→ Work to do
Pick out and copy every line below that has the word "treasure".

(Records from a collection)
------------------------------------------------------------

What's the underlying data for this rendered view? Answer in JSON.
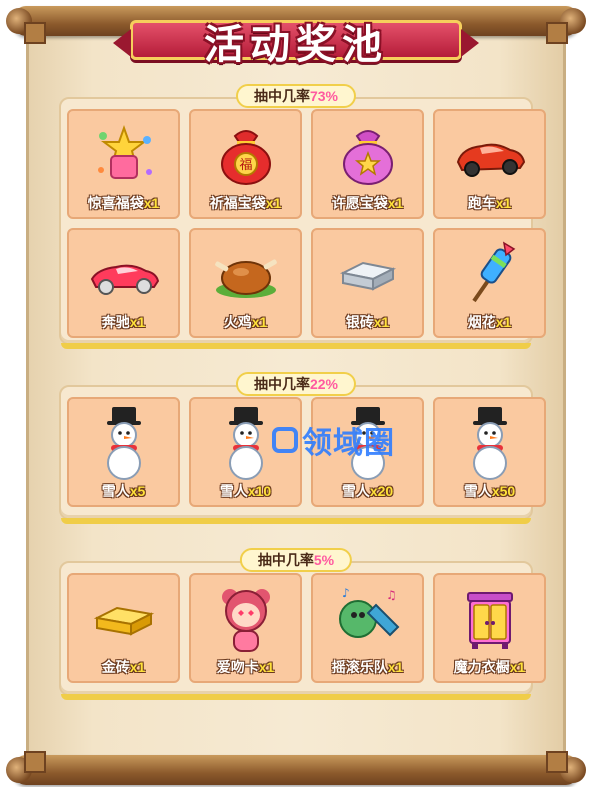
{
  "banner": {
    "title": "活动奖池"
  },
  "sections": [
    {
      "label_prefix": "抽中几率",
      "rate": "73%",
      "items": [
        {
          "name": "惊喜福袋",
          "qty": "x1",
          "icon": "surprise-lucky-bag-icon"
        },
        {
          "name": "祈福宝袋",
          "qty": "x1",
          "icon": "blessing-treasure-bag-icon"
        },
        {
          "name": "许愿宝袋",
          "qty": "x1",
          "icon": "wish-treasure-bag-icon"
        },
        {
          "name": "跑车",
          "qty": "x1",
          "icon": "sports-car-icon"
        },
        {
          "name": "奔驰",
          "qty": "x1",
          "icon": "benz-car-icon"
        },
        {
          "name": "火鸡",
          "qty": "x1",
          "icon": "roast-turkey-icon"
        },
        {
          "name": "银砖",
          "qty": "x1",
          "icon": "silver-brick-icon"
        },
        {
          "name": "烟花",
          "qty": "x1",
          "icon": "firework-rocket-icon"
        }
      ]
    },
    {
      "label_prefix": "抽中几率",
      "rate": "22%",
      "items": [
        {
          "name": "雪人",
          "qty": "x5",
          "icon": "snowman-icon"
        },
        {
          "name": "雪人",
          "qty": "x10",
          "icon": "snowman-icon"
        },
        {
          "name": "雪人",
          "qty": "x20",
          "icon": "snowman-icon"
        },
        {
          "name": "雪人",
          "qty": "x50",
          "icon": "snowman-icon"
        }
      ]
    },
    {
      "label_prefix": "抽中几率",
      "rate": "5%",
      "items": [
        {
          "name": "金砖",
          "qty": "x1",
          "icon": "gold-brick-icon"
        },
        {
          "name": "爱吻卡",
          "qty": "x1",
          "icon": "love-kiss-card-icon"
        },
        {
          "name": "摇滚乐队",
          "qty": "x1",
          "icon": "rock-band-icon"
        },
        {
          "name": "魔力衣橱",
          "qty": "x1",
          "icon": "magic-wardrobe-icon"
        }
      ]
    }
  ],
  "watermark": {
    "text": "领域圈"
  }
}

------------------------------------------------------------

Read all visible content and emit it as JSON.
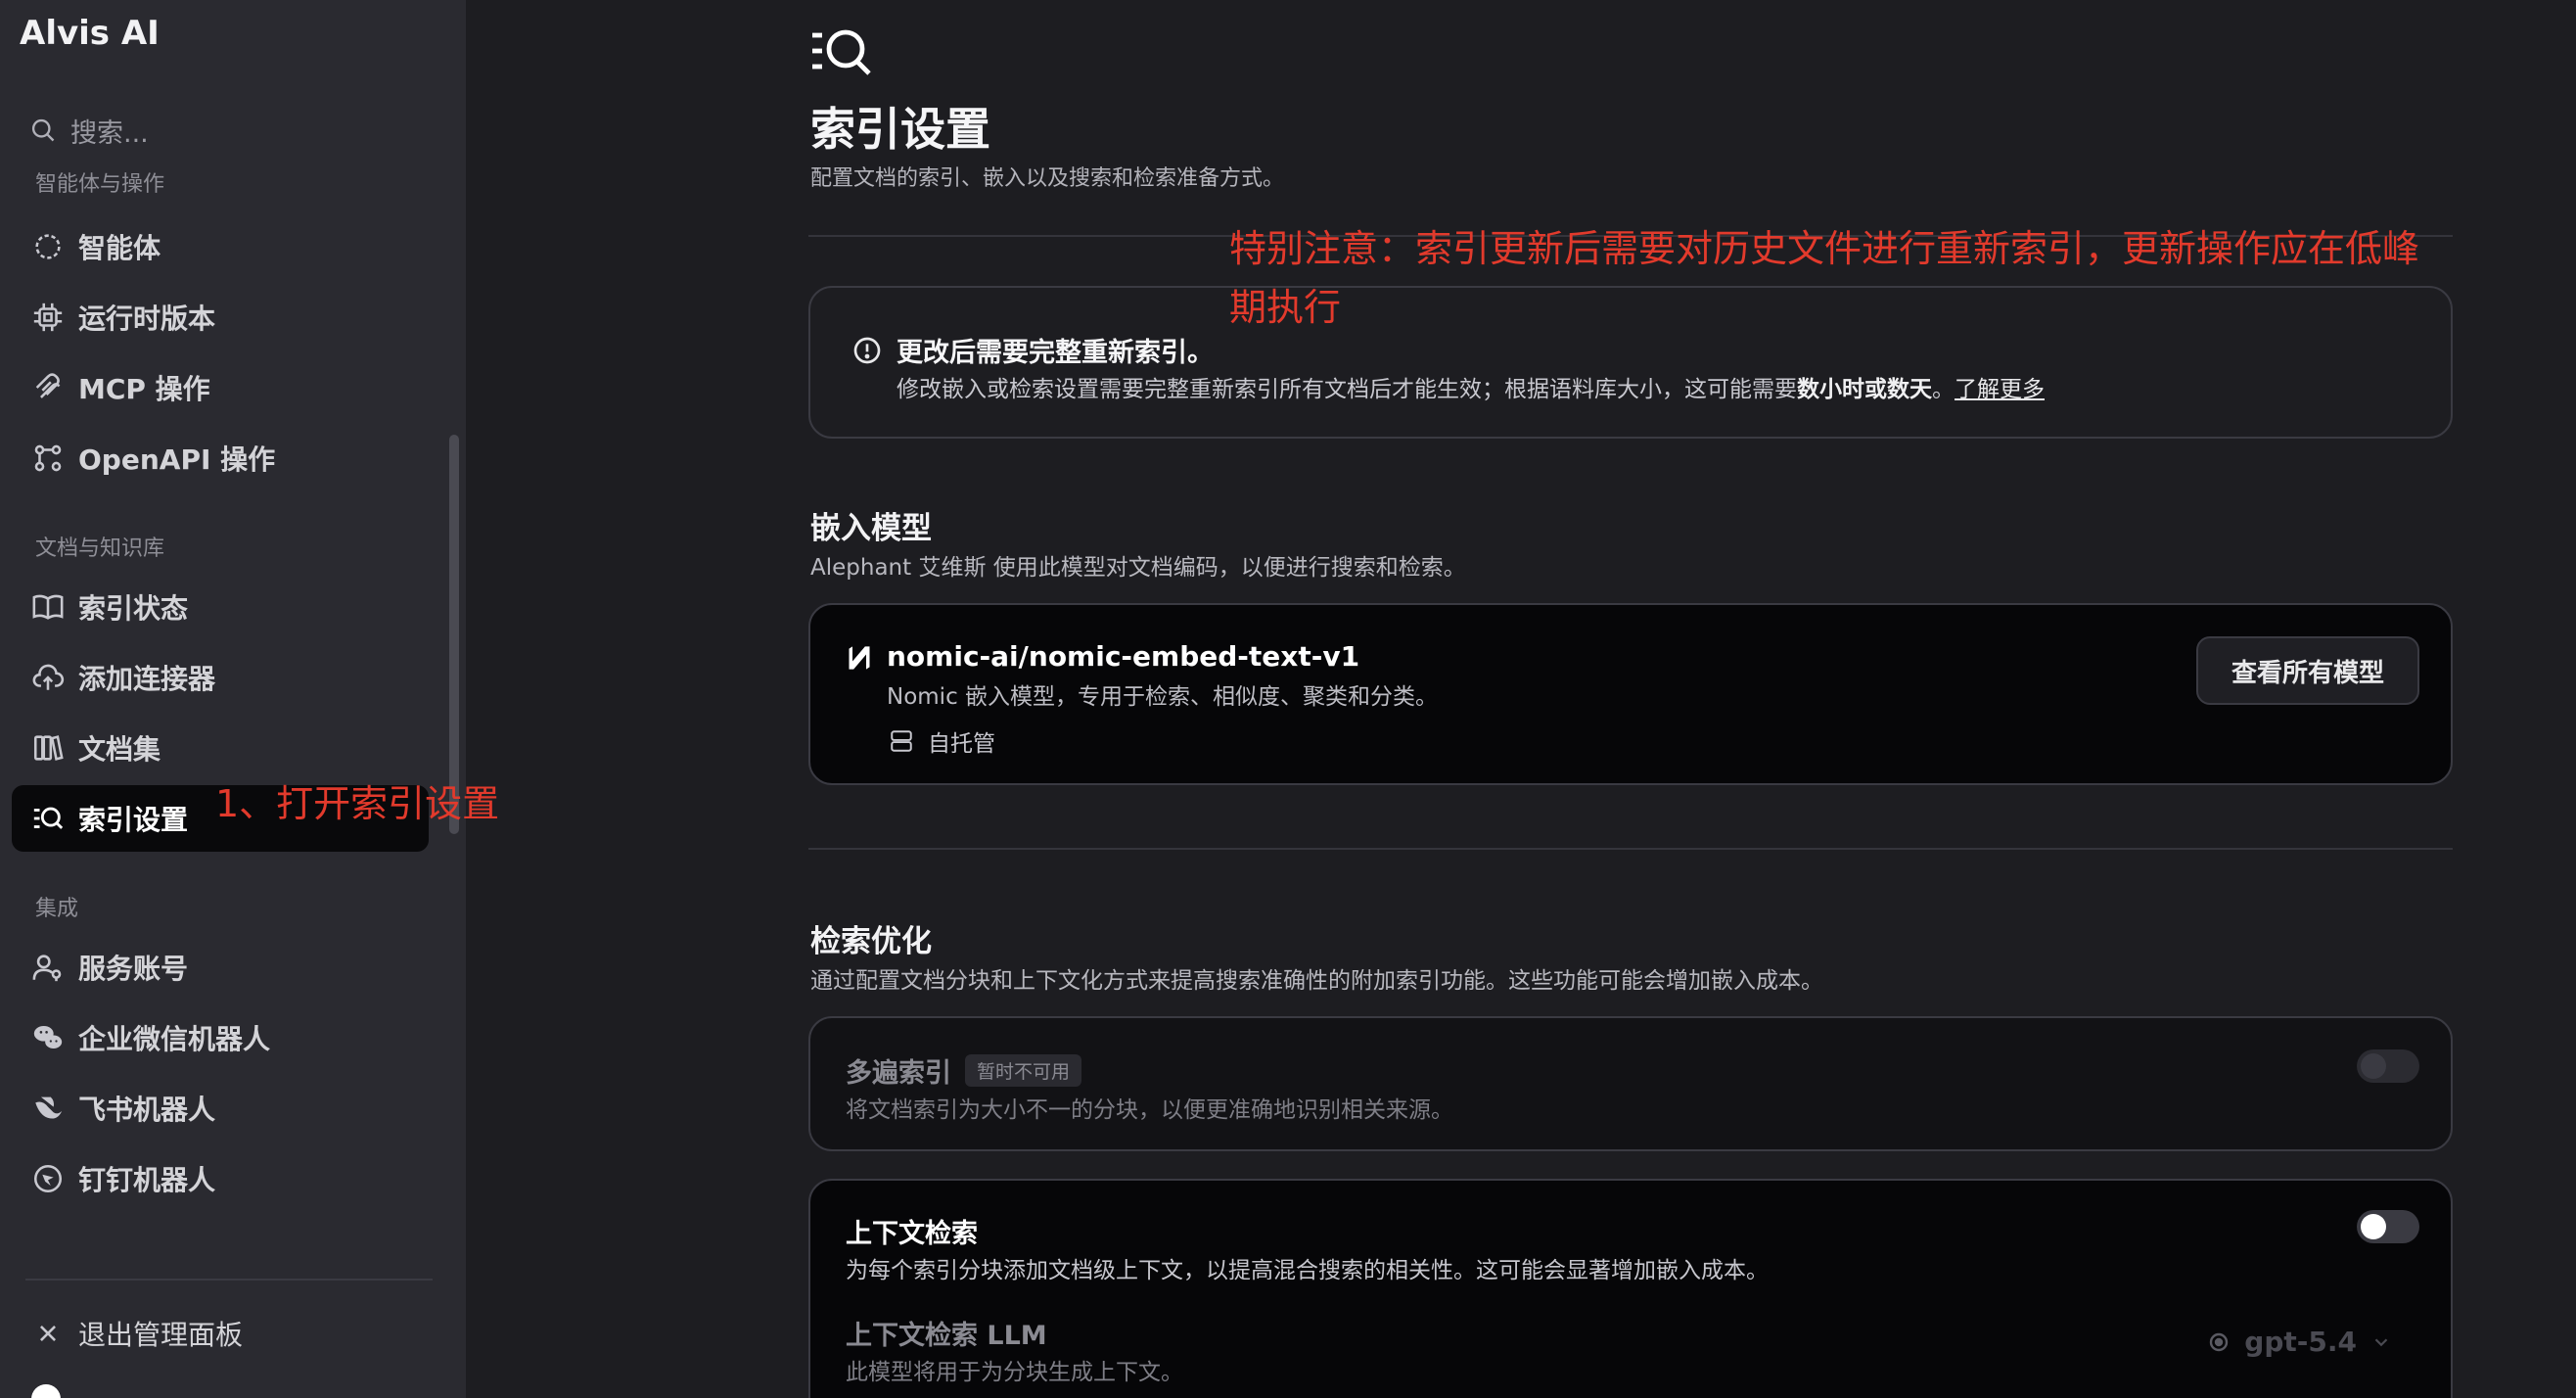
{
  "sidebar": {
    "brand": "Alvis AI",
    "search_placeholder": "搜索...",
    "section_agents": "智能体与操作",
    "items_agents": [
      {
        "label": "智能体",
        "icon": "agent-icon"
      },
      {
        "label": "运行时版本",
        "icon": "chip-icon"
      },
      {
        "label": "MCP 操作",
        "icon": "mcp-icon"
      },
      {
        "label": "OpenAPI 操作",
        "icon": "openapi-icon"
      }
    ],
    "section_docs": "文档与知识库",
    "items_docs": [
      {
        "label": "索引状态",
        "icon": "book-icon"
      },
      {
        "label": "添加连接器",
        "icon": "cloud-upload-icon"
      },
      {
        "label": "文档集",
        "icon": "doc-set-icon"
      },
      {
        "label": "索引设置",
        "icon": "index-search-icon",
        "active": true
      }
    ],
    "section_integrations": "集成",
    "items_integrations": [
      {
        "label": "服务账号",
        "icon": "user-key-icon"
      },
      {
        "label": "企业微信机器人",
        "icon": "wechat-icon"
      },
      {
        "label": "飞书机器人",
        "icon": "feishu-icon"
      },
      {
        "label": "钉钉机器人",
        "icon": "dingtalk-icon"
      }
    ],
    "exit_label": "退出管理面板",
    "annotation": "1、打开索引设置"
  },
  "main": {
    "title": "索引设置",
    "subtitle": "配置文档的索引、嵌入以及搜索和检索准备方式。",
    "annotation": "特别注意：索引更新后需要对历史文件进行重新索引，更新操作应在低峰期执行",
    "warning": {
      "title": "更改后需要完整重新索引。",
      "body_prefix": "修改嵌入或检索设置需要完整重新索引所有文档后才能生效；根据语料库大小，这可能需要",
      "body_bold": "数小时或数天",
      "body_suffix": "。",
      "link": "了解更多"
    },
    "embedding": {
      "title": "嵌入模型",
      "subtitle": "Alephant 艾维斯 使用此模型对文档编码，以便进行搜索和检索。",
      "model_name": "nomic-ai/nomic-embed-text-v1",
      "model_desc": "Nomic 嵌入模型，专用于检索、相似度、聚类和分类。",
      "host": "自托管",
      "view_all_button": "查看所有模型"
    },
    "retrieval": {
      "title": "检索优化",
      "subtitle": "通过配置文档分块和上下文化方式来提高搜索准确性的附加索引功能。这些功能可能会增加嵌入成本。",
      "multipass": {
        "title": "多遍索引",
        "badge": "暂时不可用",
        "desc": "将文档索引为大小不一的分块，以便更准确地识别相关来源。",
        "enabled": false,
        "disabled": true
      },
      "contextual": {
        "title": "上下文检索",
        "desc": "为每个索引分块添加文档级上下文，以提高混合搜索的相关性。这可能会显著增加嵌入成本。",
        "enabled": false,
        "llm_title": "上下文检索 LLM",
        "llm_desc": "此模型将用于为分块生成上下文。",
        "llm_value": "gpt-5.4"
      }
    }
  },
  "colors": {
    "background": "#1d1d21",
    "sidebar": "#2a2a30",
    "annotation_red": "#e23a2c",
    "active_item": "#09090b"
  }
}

------------------------------------------------------------

→ The reply
          "icon": "blessing-treasure-bag-icon"
          "icon": "wish-treasure-bag-icon"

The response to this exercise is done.